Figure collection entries

=======

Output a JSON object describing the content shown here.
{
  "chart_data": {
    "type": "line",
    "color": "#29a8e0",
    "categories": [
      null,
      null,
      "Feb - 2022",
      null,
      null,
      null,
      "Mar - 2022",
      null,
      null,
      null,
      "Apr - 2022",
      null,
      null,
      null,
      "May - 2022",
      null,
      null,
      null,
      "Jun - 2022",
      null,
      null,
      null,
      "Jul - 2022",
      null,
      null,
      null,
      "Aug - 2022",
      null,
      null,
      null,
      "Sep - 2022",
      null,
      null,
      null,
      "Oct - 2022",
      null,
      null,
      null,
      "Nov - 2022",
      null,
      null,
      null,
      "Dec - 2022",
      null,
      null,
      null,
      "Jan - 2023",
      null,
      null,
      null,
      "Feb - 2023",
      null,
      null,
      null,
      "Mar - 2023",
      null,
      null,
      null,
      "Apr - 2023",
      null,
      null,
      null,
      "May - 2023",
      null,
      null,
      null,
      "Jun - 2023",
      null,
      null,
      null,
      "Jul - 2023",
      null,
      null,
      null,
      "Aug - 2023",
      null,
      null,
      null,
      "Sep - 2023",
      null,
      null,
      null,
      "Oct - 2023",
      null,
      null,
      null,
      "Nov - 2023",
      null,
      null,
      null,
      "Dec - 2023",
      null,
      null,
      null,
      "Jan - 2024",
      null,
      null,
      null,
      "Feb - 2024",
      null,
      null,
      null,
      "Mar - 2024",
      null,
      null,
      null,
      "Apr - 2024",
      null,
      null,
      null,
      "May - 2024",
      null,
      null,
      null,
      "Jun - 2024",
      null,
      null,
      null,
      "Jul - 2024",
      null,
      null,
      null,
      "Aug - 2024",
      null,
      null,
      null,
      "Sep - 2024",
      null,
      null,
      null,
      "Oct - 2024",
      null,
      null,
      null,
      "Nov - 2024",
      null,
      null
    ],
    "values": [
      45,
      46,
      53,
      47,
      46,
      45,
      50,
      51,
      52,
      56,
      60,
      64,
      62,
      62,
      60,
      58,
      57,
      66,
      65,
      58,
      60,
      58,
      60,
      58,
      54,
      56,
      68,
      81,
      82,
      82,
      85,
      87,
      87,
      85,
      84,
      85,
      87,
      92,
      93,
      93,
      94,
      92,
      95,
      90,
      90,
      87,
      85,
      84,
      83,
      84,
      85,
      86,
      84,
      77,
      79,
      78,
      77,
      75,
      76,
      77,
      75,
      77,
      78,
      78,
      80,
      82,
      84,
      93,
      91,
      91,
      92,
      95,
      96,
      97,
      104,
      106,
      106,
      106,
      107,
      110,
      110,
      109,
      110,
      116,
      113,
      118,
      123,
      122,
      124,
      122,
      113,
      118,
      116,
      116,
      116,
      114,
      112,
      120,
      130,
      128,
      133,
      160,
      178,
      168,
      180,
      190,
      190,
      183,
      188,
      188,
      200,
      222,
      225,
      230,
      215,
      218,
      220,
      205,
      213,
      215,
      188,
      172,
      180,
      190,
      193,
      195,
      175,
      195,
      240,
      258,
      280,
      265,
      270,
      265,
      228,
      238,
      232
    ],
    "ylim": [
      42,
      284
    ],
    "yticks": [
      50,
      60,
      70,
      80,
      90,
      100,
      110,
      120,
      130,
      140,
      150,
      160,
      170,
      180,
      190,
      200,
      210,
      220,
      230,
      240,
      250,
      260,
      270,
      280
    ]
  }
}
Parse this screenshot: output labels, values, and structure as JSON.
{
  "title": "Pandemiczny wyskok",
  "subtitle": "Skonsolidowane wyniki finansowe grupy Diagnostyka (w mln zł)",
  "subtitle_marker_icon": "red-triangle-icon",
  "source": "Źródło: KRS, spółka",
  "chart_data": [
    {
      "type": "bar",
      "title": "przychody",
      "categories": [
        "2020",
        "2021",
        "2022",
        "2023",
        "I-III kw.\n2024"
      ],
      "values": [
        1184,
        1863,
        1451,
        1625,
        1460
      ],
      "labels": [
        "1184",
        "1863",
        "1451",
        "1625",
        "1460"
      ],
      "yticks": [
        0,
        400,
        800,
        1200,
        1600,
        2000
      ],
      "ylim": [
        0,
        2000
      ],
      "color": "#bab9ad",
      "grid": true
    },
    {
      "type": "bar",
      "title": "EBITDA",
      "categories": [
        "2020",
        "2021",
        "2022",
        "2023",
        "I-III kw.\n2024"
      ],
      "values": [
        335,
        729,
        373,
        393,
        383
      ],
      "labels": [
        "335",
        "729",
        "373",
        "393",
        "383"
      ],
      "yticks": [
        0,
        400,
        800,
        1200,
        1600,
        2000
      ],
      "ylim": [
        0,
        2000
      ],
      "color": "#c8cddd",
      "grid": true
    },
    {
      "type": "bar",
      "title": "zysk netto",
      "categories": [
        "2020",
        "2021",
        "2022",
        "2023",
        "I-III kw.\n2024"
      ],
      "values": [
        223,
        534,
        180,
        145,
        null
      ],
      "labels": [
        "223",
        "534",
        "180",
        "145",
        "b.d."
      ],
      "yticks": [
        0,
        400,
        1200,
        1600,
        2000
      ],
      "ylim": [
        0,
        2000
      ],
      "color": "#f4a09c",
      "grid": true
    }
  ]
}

=======

EXERCISE |
Give the count of lines in the listing above that include "color", with no other words.

FULL SOLUTION |
4